▶ STATED TASK A: Retype the rows below from the line with "callout-2: 2 (212, 805, 238, 825)" to the line with "callout-4-bot: 4 (662, 1001, 688, 1021)", with both of those lines included.

====

Scaling Caddy to hundreds of thousands of Domains

1. Caddy version (caddy version):

v2.5.1 h1:bAWwslD1jNeCzDa+jDCNwb8M3UJ2tPa8UZFFzPVmGKs=

2. How I run Caddy:

a. System environment:

Ubuntu 22.04

b. Command:

caddy run 2> error.txt 1> access.txt

c. Service/unit/compose file:

[Unit]
Description=Caddy
Documentation=https://caddyserver.com/docs/
After=network.target network-online.target
Requires=network-online.target

[Service]
Type=notify
User=caddy
Group=caddy
ExecStart=/usr/bin/caddy run --environ --config /etc/caddy/Caddyfile
ExecReload=/usr/bin/caddy reload --config /etc/caddy/Caddyfile
TimeoutStopSec=5s
LimitNOFILE=1048576
LimitNPROC=512
PrivateTmp=true
ProtectSystem=full
AmbientCapabilities=CAP_NET_BIND_SERVICE

[Install]
WantedBy=multi-user.target

d. My complete Caddyfile or JSON config:

{
	email <redacted>
	acme_ca https://acme-staging-v02.api.letsencrypt.org/directory
	on_demand_tls {
		ask http://localhost:5555/check
	}
}

https:// {
	tls {
		on_demand
	}
	root * /var/www/html
	file_server
	log {
		output stdout
	}
}

3. The problem I’m having:

First of all, I would like to mention that I really like working with caddy. The simplicity of the config, as well as the active community, makes it a blast to work with. I am currently evaluating whether caddy is a viable solution to manage TLS for hundreds of thousands of domains. For that, I would like to extend my knowledge of caddy. Many questions have already been answered in previous posts, but for some of the following topics I could not find anything.

====

▶ STATED TASK B: Echo the Caddy scaling post above from "3. The problem" to "not find anything.".

▶ ITEMS:
====

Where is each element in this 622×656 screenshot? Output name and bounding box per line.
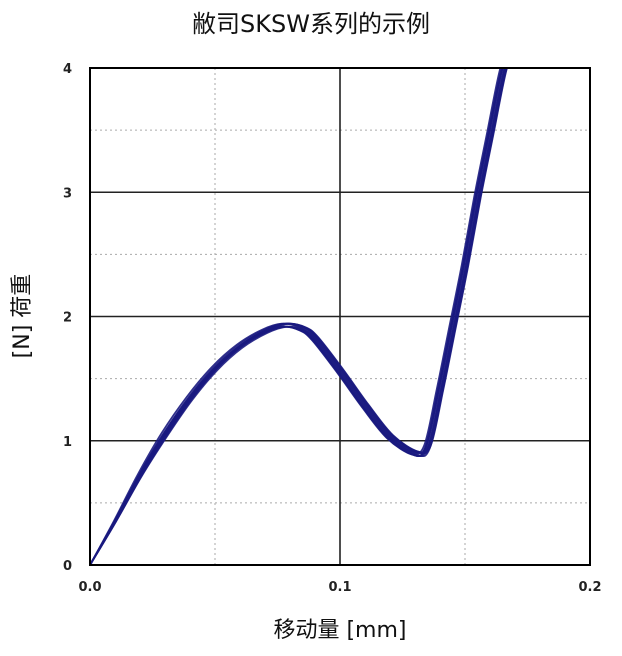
series-line: [90, 68, 504, 565]
series-line: [90, 68, 508, 565]
series-line: [90, 68, 506, 565]
plot-frame: [89, 67, 591, 566]
y-tick-label: 3: [63, 186, 72, 201]
x-tick-label: 0.2: [578, 580, 601, 595]
y-tick-label: 0: [63, 559, 72, 574]
series-line: [90, 68, 502, 565]
grid-lines: [90, 68, 590, 565]
series-line: [90, 68, 508, 565]
series-line: [90, 68, 506, 565]
x-axis-label: 移动量 [mm]: [273, 618, 407, 643]
y-tick-label: 2: [63, 311, 72, 326]
series-line: [90, 68, 504, 565]
y-tick-label: 1: [63, 435, 72, 450]
series-line: [90, 68, 504, 565]
x-tick-label: 0.0: [78, 580, 101, 595]
series-line: [90, 68, 503, 565]
tick-labels: 0.0 0.1 0.2 0 1 2 3 4: [63, 62, 602, 595]
y-tick-label: 4: [63, 62, 72, 77]
load-displacement-curves: [90, 68, 508, 565]
series-line: [90, 68, 507, 565]
chart-title: 敝司SKSW系列的示例: [192, 10, 430, 38]
series-line: [90, 68, 508, 565]
x-tick-label: 0.1: [328, 580, 351, 595]
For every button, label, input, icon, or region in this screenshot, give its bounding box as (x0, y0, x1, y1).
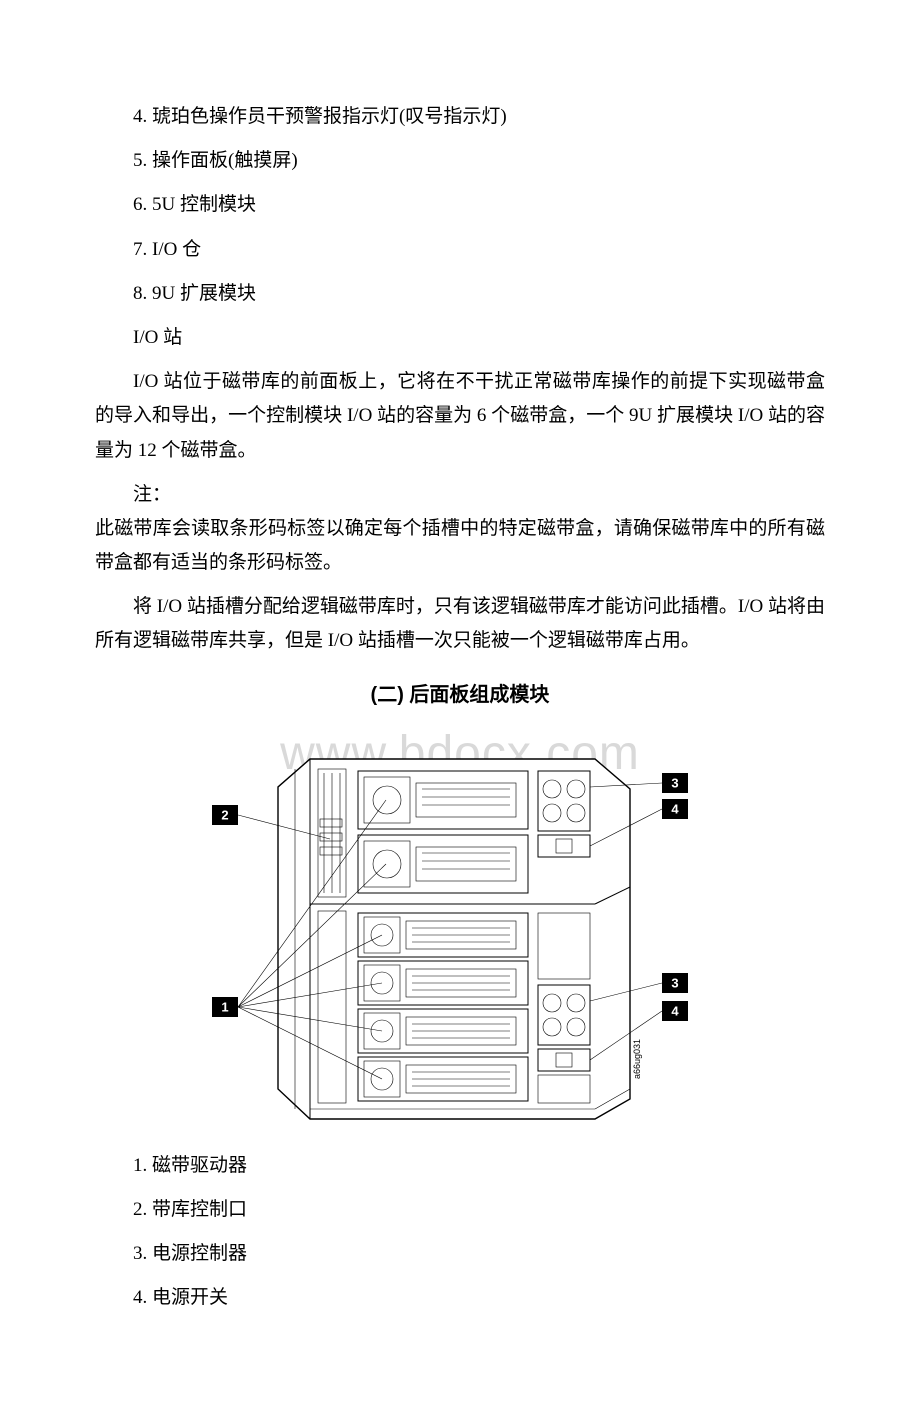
callout-2: 2 (212, 805, 238, 825)
callout-3-top: 3 (662, 773, 688, 793)
rear-list-item-4: 4. 电源开关 (95, 1281, 825, 1315)
note-label: 注： (95, 478, 825, 512)
heading-rear-panel: (二) 后面板组成模块 (95, 677, 825, 713)
figure-code: a66ug031 (632, 1039, 642, 1079)
callout-1: 1 (212, 997, 238, 1017)
drive-bay-bot-1 (358, 913, 528, 957)
front-list-item-5: 5. 操作面板(触摸屏) (95, 144, 825, 178)
svg-text:4: 4 (671, 801, 679, 816)
front-list-item-7: 7. I/O 仓 (95, 233, 825, 267)
front-list-item-6: 6. 5U 控制模块 (95, 188, 825, 222)
io-station-paragraph: I/O 站位于磁带库的前面板上，它将在不干扰正常磁带库操作的前提下实现磁带盒的导… (95, 365, 825, 468)
rear-panel-figure: www.bdocx.com (95, 719, 825, 1129)
callout-4-bot: 4 (662, 1001, 688, 1021)
io-station-title: I/O 站 (95, 321, 825, 355)
note-content: 此磁带库会读取条形码标签以确定每个插槽中的特定磁带盒，请确保磁带库中的所有磁带盒… (95, 512, 825, 580)
rear-list-item-3: 3. 电源控制器 (95, 1237, 825, 1271)
svg-text:3: 3 (671, 775, 678, 790)
rear-list-item-1: 1. 磁带驱动器 (95, 1149, 825, 1183)
drive-bay-top-1 (358, 771, 528, 829)
drive-bay-bot-3 (358, 1009, 528, 1053)
drive-bay-bot-4 (358, 1057, 528, 1101)
io-share-paragraph: 将 I/O 站插槽分配给逻辑磁带库时，只有该逻辑磁带库才能访问此插槽。I/O 站… (95, 590, 825, 658)
front-list-item-4: 4. 琥珀色操作员干预警报指示灯(叹号指示灯) (95, 100, 825, 134)
drive-bay-bot-2 (358, 961, 528, 1005)
front-list-item-8: 8. 9U 扩展模块 (95, 277, 825, 311)
rear-list-item-2: 2. 带库控制口 (95, 1193, 825, 1227)
svg-text:1: 1 (221, 999, 228, 1014)
svg-text:4: 4 (671, 1003, 679, 1018)
svg-text:2: 2 (221, 807, 228, 822)
rear-panel-diagram: 2 1 3 4 3 4 a66ug031 (200, 749, 720, 1129)
callout-3-bot: 3 (662, 973, 688, 993)
drive-bay-top-2 (358, 835, 528, 893)
svg-text:3: 3 (671, 975, 678, 990)
callout-4-top: 4 (662, 799, 688, 819)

====

▶ FULL SOLUTION A:
callout-2: 2 (212, 805, 238, 825)
callout-3-top: 3 (662, 773, 688, 793)
rear-list-item-4: 4. 电源开关 (95, 1281, 825, 1315)
note-label: 注： (95, 478, 825, 512)
heading-rear-panel: (二) 后面板组成模块 (95, 677, 825, 713)
figure-code: a66ug031 (632, 1039, 642, 1079)
callout-1: 1 (212, 997, 238, 1017)
drive-bay-bot-1 (358, 913, 528, 957)
front-list-item-5: 5. 操作面板(触摸屏) (95, 144, 825, 178)
svg-text:4: 4 (671, 801, 679, 816)
front-list-item-7: 7. I/O 仓 (95, 233, 825, 267)
front-list-item-6: 6. 5U 控制模块 (95, 188, 825, 222)
io-station-paragraph: I/O 站位于磁带库的前面板上，它将在不干扰正常磁带库操作的前提下实现磁带盒的导… (95, 365, 825, 468)
rear-panel-figure: www.bdocx.com (95, 719, 825, 1129)
callout-4-bot: 4 (662, 1001, 688, 1021)

▶ FULL SOLUTION B:
3. The problem I’m having:

First of all, I would like to mention that I really like working with caddy. The simplicity of the config, as well as the active community, makes it a blast to work with. I am currently evaluating whether caddy is a viable solution to manage TLS for hundreds of thousands of domains. For that, I would like to extend my knowledge of caddy. Many questions have already been answered in previous posts, but for some of the following topics I could not find anything.